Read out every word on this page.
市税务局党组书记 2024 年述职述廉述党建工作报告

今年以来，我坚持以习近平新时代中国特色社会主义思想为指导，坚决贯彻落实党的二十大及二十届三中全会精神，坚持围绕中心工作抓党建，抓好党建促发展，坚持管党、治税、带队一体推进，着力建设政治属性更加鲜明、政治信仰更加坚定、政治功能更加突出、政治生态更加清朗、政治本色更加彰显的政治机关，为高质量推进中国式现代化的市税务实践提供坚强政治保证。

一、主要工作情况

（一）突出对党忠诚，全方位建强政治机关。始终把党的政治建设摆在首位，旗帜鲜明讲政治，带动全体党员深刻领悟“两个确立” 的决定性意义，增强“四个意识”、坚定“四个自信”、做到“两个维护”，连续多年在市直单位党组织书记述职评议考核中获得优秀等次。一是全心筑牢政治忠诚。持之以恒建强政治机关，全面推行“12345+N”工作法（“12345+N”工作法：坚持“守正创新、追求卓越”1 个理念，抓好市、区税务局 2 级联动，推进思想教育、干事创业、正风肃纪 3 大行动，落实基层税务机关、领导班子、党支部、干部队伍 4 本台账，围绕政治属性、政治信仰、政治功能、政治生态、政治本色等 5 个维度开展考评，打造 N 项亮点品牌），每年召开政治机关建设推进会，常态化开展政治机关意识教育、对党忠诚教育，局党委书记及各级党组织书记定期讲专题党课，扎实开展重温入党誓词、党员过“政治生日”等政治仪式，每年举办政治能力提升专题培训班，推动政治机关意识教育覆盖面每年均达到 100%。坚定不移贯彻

> What the task asks:
Write out the records shown above, exactly as they appear.

> Solution:
Read out every word on this page.
市税务局党组书记 2024 年述职述廉述党建工作报告

今年以来，我坚持以习近平新时代中国特色社会主义思想为指导，坚决贯彻落实党的二十大及二十届三中全会精神，坚持围绕中心工作抓党建，抓好党建促发展，坚持管党、治税、带队一体推进，着力建设政治属性更加鲜明、政治信仰更加坚定、政治功能更加突出、政治生态更加清朗、政治本色更加彰显的政治机关，为高质量推进中国式现代化的市税务实践提供坚强政治保证。

一、主要工作情况

（一）突出对党忠诚，全方位建强政治机关。始终把党的政治建设摆在首位，旗帜鲜明讲政治，带动全体党员深刻领悟“两个确立” 的决定性意义，增强“四个意识”、坚定“四个自信”、做到“两个维护”，连续多年在市直单位党组织书记述职评议考核中获得优秀等次。一是全心筑牢政治忠诚。持之以恒建强政治机关，全面推行“12345+N”工作法（“12345+N”工作法：坚持“守正创新、追求卓越”1 个理念，抓好市、区税务局 2 级联动，推进思想教育、干事创业、正风肃纪 3 大行动，落实基层税务机关、领导班子、党支部、干部队伍 4 本台账，围绕政治属性、政治信仰、政治功能、政治生态、政治本色等 5 个维度开展考评，打造 N 项亮点品牌），每年召开政治机关建设推进会，常态化开展政治机关意识教育、对党忠诚教育，局党委书记及各级党组织书记定期讲专题党课，扎实开展重温入党誓词、党员过“政治生日”等政治仪式，每年举办政治能力提升专题培训班，推动政治机关意识教育覆盖面每年均达到 100%。坚定不移贯彻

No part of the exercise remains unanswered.